*** Opening AVAILABLE RECORDS ***

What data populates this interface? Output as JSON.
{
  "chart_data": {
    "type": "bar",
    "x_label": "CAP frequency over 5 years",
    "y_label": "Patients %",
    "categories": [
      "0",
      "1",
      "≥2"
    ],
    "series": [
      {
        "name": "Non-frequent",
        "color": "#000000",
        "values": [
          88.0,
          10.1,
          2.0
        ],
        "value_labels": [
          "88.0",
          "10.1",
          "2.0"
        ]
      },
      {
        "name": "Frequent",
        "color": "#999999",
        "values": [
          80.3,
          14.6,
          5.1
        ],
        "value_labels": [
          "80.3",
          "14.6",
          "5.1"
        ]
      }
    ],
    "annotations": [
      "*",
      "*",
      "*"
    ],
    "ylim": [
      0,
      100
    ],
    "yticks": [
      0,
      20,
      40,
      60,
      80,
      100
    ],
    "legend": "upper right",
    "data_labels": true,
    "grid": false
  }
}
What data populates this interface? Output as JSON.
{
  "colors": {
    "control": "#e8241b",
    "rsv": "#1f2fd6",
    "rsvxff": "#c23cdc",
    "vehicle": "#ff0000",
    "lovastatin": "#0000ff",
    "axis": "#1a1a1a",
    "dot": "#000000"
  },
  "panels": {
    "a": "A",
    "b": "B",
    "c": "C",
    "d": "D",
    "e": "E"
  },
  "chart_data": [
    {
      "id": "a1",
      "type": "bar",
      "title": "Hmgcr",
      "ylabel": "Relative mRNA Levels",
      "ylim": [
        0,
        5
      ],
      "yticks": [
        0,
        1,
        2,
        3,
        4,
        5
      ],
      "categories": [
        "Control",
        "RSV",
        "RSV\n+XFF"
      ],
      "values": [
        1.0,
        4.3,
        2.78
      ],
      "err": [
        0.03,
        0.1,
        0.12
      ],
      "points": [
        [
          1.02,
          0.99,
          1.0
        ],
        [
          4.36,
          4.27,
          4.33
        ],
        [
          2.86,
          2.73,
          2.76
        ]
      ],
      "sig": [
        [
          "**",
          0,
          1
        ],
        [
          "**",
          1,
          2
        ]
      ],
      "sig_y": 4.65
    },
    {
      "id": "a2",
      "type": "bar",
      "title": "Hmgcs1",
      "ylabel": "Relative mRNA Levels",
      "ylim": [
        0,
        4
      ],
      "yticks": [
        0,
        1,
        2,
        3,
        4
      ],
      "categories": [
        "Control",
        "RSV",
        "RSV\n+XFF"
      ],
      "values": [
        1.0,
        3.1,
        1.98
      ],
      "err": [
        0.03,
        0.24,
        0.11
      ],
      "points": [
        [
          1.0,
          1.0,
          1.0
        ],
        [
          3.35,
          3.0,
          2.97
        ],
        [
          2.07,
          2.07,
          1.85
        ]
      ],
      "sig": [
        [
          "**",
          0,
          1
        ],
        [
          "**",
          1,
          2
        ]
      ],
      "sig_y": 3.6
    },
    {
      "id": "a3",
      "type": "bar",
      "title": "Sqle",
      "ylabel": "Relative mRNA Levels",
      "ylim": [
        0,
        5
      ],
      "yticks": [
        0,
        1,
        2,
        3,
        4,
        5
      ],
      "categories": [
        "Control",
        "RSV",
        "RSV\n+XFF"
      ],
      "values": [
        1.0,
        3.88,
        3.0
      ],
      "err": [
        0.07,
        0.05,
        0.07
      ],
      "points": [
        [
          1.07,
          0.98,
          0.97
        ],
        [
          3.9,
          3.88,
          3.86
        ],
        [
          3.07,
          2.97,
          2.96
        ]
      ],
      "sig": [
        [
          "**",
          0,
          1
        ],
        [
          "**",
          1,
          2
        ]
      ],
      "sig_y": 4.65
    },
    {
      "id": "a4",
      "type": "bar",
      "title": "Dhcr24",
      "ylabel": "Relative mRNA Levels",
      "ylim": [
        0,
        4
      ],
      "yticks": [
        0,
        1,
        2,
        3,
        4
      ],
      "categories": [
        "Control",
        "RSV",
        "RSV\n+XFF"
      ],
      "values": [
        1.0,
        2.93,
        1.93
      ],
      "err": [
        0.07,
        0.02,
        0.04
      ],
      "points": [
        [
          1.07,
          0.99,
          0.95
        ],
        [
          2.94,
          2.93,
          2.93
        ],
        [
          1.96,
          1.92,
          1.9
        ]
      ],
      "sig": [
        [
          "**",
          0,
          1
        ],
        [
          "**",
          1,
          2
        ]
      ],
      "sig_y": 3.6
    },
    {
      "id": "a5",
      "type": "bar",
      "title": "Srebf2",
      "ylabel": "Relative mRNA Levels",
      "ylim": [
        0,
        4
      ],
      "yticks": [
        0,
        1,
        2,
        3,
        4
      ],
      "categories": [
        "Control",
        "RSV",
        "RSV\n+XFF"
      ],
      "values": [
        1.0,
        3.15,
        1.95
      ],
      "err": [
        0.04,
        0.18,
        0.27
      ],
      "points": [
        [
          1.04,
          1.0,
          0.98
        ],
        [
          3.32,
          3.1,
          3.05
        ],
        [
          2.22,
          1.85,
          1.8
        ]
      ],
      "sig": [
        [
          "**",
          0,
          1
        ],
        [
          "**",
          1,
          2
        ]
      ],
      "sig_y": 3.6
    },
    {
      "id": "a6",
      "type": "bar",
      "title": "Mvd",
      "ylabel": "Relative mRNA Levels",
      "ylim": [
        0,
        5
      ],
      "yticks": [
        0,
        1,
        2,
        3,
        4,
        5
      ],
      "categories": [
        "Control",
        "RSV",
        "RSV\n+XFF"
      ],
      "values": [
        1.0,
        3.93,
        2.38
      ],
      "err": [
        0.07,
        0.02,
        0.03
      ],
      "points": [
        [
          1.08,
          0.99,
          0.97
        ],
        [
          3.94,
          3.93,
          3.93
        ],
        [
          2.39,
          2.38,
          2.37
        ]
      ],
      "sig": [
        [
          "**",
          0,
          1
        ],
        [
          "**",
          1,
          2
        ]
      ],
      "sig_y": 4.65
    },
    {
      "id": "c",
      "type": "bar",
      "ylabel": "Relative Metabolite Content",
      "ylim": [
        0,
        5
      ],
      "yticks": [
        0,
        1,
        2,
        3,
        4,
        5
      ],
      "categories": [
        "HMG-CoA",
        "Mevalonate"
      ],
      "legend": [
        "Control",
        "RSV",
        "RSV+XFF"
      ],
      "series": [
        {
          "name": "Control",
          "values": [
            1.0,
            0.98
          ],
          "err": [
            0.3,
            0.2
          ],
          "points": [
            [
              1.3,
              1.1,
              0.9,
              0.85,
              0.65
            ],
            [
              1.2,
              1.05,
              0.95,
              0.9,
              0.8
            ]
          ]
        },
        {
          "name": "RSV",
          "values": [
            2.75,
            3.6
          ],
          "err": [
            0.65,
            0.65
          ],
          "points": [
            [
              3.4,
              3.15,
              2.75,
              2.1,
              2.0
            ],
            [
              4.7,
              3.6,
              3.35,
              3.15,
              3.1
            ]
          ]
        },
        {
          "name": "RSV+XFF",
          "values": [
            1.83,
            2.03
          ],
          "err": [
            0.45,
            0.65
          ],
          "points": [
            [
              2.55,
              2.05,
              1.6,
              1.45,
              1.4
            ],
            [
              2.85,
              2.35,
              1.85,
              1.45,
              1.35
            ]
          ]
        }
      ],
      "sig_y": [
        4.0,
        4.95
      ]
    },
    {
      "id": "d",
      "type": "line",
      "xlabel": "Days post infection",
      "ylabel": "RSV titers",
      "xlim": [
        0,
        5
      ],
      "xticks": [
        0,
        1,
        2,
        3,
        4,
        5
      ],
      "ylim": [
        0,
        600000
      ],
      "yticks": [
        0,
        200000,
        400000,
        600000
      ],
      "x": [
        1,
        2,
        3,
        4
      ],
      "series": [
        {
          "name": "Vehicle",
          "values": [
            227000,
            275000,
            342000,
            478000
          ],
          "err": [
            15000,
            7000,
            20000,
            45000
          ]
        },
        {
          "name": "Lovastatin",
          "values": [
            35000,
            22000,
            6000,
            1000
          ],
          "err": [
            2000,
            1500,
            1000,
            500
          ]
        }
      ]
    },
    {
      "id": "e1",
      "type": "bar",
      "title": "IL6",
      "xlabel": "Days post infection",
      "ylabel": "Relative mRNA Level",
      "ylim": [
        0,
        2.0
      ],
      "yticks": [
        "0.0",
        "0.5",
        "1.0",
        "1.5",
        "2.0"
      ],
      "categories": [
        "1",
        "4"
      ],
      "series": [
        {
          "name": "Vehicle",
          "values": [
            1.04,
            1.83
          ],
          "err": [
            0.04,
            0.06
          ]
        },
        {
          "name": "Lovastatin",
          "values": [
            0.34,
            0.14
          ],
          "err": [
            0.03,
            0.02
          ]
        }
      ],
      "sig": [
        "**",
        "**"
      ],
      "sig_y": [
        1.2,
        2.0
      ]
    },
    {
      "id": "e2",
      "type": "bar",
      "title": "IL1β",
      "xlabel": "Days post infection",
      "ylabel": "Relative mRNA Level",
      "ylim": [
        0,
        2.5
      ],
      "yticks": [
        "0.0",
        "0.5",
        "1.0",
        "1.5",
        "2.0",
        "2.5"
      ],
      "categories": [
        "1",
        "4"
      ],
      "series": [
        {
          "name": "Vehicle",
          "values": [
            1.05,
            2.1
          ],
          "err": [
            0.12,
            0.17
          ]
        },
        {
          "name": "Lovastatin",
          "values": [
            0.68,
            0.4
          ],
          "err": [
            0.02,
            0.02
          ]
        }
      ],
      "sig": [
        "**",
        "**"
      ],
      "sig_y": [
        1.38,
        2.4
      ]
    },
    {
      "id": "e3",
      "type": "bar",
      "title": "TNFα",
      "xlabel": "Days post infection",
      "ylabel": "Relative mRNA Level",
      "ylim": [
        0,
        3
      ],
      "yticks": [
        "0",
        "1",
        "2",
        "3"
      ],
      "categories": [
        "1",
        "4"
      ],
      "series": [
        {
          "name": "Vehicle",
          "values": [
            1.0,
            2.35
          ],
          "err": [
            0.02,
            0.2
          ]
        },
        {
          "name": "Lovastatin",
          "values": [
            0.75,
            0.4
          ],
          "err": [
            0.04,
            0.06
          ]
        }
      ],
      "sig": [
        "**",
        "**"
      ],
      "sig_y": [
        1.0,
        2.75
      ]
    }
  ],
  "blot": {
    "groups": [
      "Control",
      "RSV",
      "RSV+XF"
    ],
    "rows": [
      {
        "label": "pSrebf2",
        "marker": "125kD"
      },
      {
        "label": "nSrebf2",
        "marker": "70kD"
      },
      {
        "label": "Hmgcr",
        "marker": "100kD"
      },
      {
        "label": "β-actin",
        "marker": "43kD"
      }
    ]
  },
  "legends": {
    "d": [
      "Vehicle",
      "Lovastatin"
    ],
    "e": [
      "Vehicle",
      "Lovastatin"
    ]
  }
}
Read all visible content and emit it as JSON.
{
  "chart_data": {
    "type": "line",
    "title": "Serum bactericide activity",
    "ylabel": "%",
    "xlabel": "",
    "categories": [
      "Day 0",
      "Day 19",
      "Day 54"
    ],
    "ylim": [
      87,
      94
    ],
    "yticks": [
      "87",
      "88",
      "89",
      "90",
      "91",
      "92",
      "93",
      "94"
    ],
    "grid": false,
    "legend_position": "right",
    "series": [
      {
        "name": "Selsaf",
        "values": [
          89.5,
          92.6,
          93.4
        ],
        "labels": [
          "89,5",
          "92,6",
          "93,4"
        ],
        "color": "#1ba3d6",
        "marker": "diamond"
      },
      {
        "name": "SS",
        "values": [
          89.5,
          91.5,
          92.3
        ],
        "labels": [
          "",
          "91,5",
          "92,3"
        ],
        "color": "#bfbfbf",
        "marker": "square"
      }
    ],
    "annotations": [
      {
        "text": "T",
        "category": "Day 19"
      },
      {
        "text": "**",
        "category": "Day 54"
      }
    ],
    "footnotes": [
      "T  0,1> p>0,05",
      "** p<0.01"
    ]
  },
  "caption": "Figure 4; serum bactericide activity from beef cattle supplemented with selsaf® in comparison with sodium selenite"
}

*** Closing AVAILABLE RECORDS ***

• _DIRECTIONS FOR THIS TASK_:
Retrieve every line above holding the word "bactericide".

• _TASK RESPONSE_:
    "title": "Serum bactericide activity",
  "caption": "Figure 4; serum bactericide activity from beef cattle supplemented with selsaf® in comparison with sodium selenite"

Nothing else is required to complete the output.